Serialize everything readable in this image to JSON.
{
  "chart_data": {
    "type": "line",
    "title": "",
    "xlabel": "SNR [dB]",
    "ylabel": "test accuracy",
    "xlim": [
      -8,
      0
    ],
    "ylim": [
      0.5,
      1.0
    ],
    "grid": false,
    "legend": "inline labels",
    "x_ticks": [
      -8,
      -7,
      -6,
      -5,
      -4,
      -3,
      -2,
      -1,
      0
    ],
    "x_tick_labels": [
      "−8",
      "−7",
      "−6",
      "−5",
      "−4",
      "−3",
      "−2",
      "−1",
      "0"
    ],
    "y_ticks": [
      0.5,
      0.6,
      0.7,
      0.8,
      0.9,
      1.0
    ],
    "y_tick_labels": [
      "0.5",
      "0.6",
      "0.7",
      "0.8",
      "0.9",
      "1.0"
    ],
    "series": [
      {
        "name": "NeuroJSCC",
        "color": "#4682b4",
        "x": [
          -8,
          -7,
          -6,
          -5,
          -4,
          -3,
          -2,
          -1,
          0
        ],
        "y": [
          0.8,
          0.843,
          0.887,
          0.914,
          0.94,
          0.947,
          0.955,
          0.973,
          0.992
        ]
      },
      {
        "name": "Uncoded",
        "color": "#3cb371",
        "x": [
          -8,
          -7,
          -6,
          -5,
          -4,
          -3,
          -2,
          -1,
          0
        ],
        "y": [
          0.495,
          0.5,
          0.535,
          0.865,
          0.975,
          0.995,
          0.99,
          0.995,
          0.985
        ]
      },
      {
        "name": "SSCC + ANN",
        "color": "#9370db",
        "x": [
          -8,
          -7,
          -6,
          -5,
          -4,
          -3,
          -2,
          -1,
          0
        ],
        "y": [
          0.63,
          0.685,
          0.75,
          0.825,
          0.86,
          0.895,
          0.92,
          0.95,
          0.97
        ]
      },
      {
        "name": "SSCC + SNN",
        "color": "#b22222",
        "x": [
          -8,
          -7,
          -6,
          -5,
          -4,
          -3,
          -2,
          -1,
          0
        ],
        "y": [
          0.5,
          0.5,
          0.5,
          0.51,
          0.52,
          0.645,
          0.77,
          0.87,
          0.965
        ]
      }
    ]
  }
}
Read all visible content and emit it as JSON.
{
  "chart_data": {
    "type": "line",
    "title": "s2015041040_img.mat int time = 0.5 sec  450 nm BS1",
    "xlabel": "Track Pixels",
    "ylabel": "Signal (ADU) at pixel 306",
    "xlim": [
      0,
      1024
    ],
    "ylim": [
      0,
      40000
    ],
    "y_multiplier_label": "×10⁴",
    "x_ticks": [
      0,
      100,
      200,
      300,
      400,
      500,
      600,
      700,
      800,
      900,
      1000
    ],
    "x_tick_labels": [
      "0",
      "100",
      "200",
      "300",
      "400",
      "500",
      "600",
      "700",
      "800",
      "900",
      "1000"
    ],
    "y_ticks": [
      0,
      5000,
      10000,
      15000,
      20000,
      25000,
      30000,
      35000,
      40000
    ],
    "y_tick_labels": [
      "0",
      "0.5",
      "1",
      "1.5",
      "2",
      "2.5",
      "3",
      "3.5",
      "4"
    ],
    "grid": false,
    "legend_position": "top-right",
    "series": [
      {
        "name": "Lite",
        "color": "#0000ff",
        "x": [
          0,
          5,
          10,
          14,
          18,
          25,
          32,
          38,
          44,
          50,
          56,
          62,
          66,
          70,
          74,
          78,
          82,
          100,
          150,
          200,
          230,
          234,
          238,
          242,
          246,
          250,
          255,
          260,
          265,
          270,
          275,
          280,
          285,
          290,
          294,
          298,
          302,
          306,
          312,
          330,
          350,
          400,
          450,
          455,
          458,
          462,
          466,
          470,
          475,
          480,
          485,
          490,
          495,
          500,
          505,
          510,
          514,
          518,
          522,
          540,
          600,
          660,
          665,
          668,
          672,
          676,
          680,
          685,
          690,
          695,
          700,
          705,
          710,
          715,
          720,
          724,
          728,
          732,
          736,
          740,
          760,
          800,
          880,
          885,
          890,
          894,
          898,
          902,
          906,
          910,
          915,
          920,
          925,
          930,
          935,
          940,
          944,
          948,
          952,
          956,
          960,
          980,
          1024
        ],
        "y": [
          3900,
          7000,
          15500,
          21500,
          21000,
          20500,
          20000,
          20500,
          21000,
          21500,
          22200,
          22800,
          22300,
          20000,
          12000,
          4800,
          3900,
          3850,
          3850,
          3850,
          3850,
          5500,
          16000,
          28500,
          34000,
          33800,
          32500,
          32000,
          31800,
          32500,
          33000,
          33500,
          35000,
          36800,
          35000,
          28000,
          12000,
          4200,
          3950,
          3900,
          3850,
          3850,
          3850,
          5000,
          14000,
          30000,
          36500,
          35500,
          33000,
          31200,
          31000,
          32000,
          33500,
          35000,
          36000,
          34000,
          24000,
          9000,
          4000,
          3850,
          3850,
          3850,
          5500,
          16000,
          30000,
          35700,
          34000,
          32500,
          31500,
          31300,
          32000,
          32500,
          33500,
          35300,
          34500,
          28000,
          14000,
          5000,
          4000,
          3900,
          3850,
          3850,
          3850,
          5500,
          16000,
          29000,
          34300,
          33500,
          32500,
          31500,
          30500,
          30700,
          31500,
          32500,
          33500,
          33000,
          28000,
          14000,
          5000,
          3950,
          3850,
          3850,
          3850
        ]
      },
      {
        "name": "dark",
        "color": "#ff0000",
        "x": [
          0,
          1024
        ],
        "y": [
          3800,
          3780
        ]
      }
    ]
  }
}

Requirements: Transcribe all lines as written.

Solved problem:
Serialize everything readable in this image to JSON.
{
  "chart_data": {
    "type": "line",
    "title": "",
    "xlabel": "SNR [dB]",
    "ylabel": "test accuracy",
    "xlim": [
      -8,
      0
    ],
    "ylim": [
      0.5,
      1.0
    ],
    "grid": false,
    "legend": "inline labels",
    "x_ticks": [
      -8,
      -7,
      -6,
      -5,
      -4,
      -3,
      -2,
      -1,
      0
    ],
    "x_tick_labels": [
      "−8",
      "−7",
      "−6",
      "−5",
      "−4",
      "−3",
      "−2",
      "−1",
      "0"
    ],
    "y_ticks": [
      0.5,
      0.6,
      0.7,
      0.8,
      0.9,
      1.0
    ],
    "y_tick_labels": [
      "0.5",
      "0.6",
      "0.7",
      "0.8",
      "0.9",
      "1.0"
    ],
    "series": [
      {
        "name": "NeuroJSCC",
        "color": "#4682b4",
        "x": [
          -8,
          -7,
          -6,
          -5,
          -4,
          -3,
          -2,
          -1,
          0
        ],
        "y": [
          0.8,
          0.843,
          0.887,
          0.914,
          0.94,
          0.947,
          0.955,
          0.973,
          0.992
        ]
      },
      {
        "name": "Uncoded",
        "color": "#3cb371",
        "x": [
          -8,
          -7,
          -6,
          -5,
          -4,
          -3,
          -2,
          -1,
          0
        ],
        "y": [
          0.495,
          0.5,
          0.535,
          0.865,
          0.975,
          0.995,
          0.99,
          0.995,
          0.985
        ]
      },
      {
        "name": "SSCC + ANN",
        "color": "#9370db",
        "x": [
          -8,
          -7,
          -6,
          -5,
          -4,
          -3,
          -2,
          -1,
          0
        ],
        "y": [
          0.63,
          0.685,
          0.75,
          0.825,
          0.86,
          0.895,
          0.92,
          0.95,
          0.97
        ]
      },
      {
        "name": "SSCC + SNN",
        "color": "#b22222",
        "x": [
          -8,
          -7,
          -6,
          -5,
          -4,
          -3,
          -2,
          -1,
          0
        ],
        "y": [
          0.5,
          0.5,
          0.5,
          0.51,
          0.52,
          0.645,
          0.77,
          0.87,
          0.965
        ]
      }
    ]
  }
}
Read all visible content and emit it as JSON.
{
  "chart_data": {
    "type": "line",
    "title": "s2015041040_img.mat int time = 0.5 sec  450 nm BS1",
    "xlabel": "Track Pixels",
    "ylabel": "Signal (ADU) at pixel 306",
    "xlim": [
      0,
      1024
    ],
    "ylim": [
      0,
      40000
    ],
    "y_multiplier_label": "×10⁴",
    "x_ticks": [
      0,
      100,
      200,
      300,
      400,
      500,
      600,
      700,
      800,
      900,
      1000
    ],
    "x_tick_labels": [
      "0",
      "100",
      "200",
      "300",
      "400",
      "500",
      "600",
      "700",
      "800",
      "900",
      "1000"
    ],
    "y_ticks": [
      0,
      5000,
      10000,
      15000,
      20000,
      25000,
      30000,
      35000,
      40000
    ],
    "y_tick_labels": [
      "0",
      "0.5",
      "1",
      "1.5",
      "2",
      "2.5",
      "3",
      "3.5",
      "4"
    ],
    "grid": false,
    "legend_position": "top-right",
    "series": [
      {
        "name": "Lite",
        "color": "#0000ff",
        "x": [
          0,
          5,
          10,
          14,
          18,
          25,
          32,
          38,
          44,
          50,
          56,
          62,
          66,
          70,
          74,
          78,
          82,
          100,
          150,
          200,
          230,
          234,
          238,
          242,
          246,
          250,
          255,
          260,
          265,
          270,
          275,
          280,
          285,
          290,
          294,
          298,
          302,
          306,
          312,
          330,
          350,
          400,
          450,
          455,
          458,
          462,
          466,
          470,
          475,
          480,
          485,
          490,
          495,
          500,
          505,
          510,
          514,
          518,
          522,
          540,
          600,
          660,
          665,
          668,
          672,
          676,
          680,
          685,
          690,
          695,
          700,
          705,
          710,
          715,
          720,
          724,
          728,
          732,
          736,
          740,
          760,
          800,
          880,
          885,
          890,
          894,
          898,
          902,
          906,
          910,
          915,
          920,
          925,
          930,
          935,
          940,
          944,
          948,
          952,
          956,
          960,
          980,
          1024
        ],
        "y": [
          3900,
          7000,
          15500,
          21500,
          21000,
          20500,
          20000,
          20500,
          21000,
          21500,
          22200,
          22800,
          22300,
          20000,
          12000,
          4800,
          3900,
          3850,
          3850,
          3850,
          3850,
          5500,
          16000,
          28500,
          34000,
          33800,
          32500,
          32000,
          31800,
          32500,
          33000,
          33500,
          35000,
          36800,
          35000,
          28000,
          12000,
          4200,
          3950,
          3900,
          3850,
          3850,
          3850,
          5000,
          14000,
          30000,
          36500,
          35500,
          33000,
          31200,
          31000,
          32000,
          33500,
          35000,
          36000,
          34000,
          24000,
          9000,
          4000,
          3850,
          3850,
          3850,
          5500,
          16000,
          30000,
          35700,
          34000,
          32500,
          31500,
          31300,
          32000,
          32500,
          33500,
          35300,
          34500,
          28000,
          14000,
          5000,
          4000,
          3900,
          3850,
          3850,
          3850,
          5500,
          16000,
          29000,
          34300,
          33500,
          32500,
          31500,
          30500,
          30700,
          31500,
          32500,
          33500,
          33000,
          28000,
          14000,
          5000,
          3950,
          3850,
          3850,
          3850
        ]
      },
      {
        "name": "dark",
        "color": "#ff0000",
        "x": [
          0,
          1024
        ],
        "y": [
          3800,
          3780
        ]
      }
    ]
  }
}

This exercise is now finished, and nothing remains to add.